Problem to solve :: Each entry below should be echoed exactly, with pictures omitted.

Data entries for graphics:
————
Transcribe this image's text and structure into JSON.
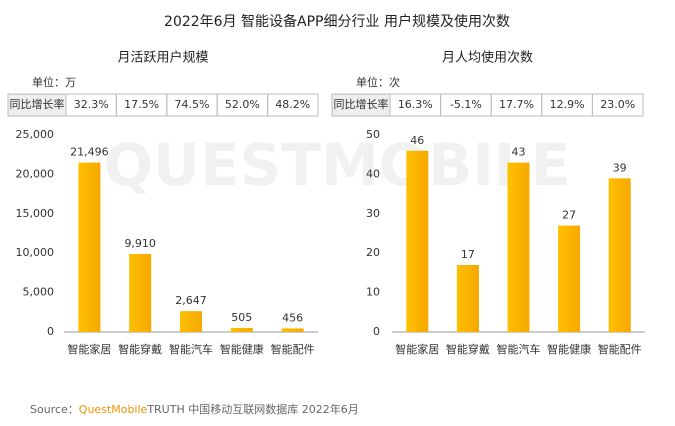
{
  "title": "2022年6月 智能设备APP细分行业 用户规模及使用次数",
  "watermark": "QUESTMOBILE",
  "source": {
    "label": "Source：",
    "brand": "QuestMobile",
    "text": "TRUTH 中国移动互联网数据库 2022年6月"
  },
  "chart_data": [
    {
      "type": "bar",
      "title": "月活跃用户规模",
      "unit": "单位：万",
      "growth": {
        "label": "同比增长率",
        "values": [
          32.3,
          17.5,
          74.5,
          52.0,
          48.2
        ],
        "value_labels": [
          "32.3%",
          "17.5%",
          "74.5%",
          "52.0%",
          "48.2%"
        ]
      },
      "categories": [
        "智能家居",
        "智能穿戴",
        "智能汽车",
        "智能健康",
        "智能配件"
      ],
      "values": [
        21496,
        9910,
        2647,
        505,
        456
      ],
      "value_labels": [
        "21,496",
        "9,910",
        "2,647",
        "505",
        "456"
      ],
      "color": "#ffc000",
      "ylim": [
        0,
        25000
      ],
      "yticks": [
        0,
        {
          "value": 5000,
          "label": "5,000"
        },
        {
          "value": 10000,
          "label": "10,000"
        },
        {
          "value": 15000,
          "label": "15,000"
        },
        {
          "value": 20000,
          "label": "20,000"
        },
        {
          "value": 25000,
          "label": "25,000"
        }
      ],
      "grid": false
    },
    {
      "type": "bar",
      "title": "月人均使用次数",
      "unit": "单位：次",
      "growth": {
        "label": "同比增长率",
        "values": [
          16.3,
          -5.1,
          17.7,
          12.9,
          23.0
        ],
        "value_labels": [
          "16.3%",
          "-5.1%",
          "17.7%",
          "12.9%",
          "23.0%"
        ]
      },
      "categories": [
        "智能家居",
        "智能穿戴",
        "智能汽车",
        "智能健康",
        "智能配件"
      ],
      "values": [
        46,
        17,
        43,
        27,
        39
      ],
      "color": "#ffc000",
      "ylim": [
        0,
        50
      ],
      "yticks": [
        0,
        10,
        20,
        30,
        40,
        50
      ],
      "grid": false
    }
  ]
}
————
Problem solution ::
Transcribe this image's text and structure into JSON.
{
  "title": "2022年6月 智能设备APP细分行业 用户规模及使用次数",
  "watermark": "QUESTMOBILE",
  "source": {
    "label": "Source：",
    "brand": "QuestMobile",
    "text": "TRUTH 中国移动互联网数据库 2022年6月"
  },
  "chart_data": [
    {
      "type": "bar",
      "title": "月活跃用户规模",
      "unit": "单位：万",
      "growth": {
        "label": "同比增长率",
        "values": [
          32.3,
          17.5,
          74.5,
          52.0,
          48.2
        ],
        "value_labels": [
          "32.3%",
          "17.5%",
          "74.5%",
          "52.0%",
          "48.2%"
        ]
      },
      "categories": [
        "智能家居",
        "智能穿戴",
        "智能汽车",
        "智能健康",
        "智能配件"
      ],
      "values": [
        21496,
        9910,
        2647,
        505,
        456
      ],
      "value_labels": [
        "21,496",
        "9,910",
        "2,647",
        "505",
        "456"
      ],
      "color": "#ffc000",
      "ylim": [
        0,
        25000
      ],
      "yticks": [
        0,
        {
          "value": 5000,
          "label": "5,000"
        },
        {
          "value": 10000,
          "label": "10,000"
        },
        {
          "value": 15000,
          "label": "15,000"
        },
        {
          "value": 20000,
          "label": "20,000"
        },
        {
          "value": 25000,
          "label": "25,000"
        }
      ],
      "grid": false
    },
    {
      "type": "bar",
      "title": "月人均使用次数",
      "unit": "单位：次",
      "growth": {
        "label": "同比增长率",
        "values": [
          16.3,
          -5.1,
          17.7,
          12.9,
          23.0
        ],
        "value_labels": [
          "16.3%",
          "-5.1%",
          "17.7%",
          "12.9%",
          "23.0%"
        ]
      },
      "categories": [
        "智能家居",
        "智能穿戴",
        "智能汽车",
        "智能健康",
        "智能配件"
      ],
      "values": [
        46,
        17,
        43,
        27,
        39
      ],
      "color": "#ffc000",
      "ylim": [
        0,
        50
      ],
      "yticks": [
        0,
        10,
        20,
        30,
        40,
        50
      ],
      "grid": false
    }
  ]
}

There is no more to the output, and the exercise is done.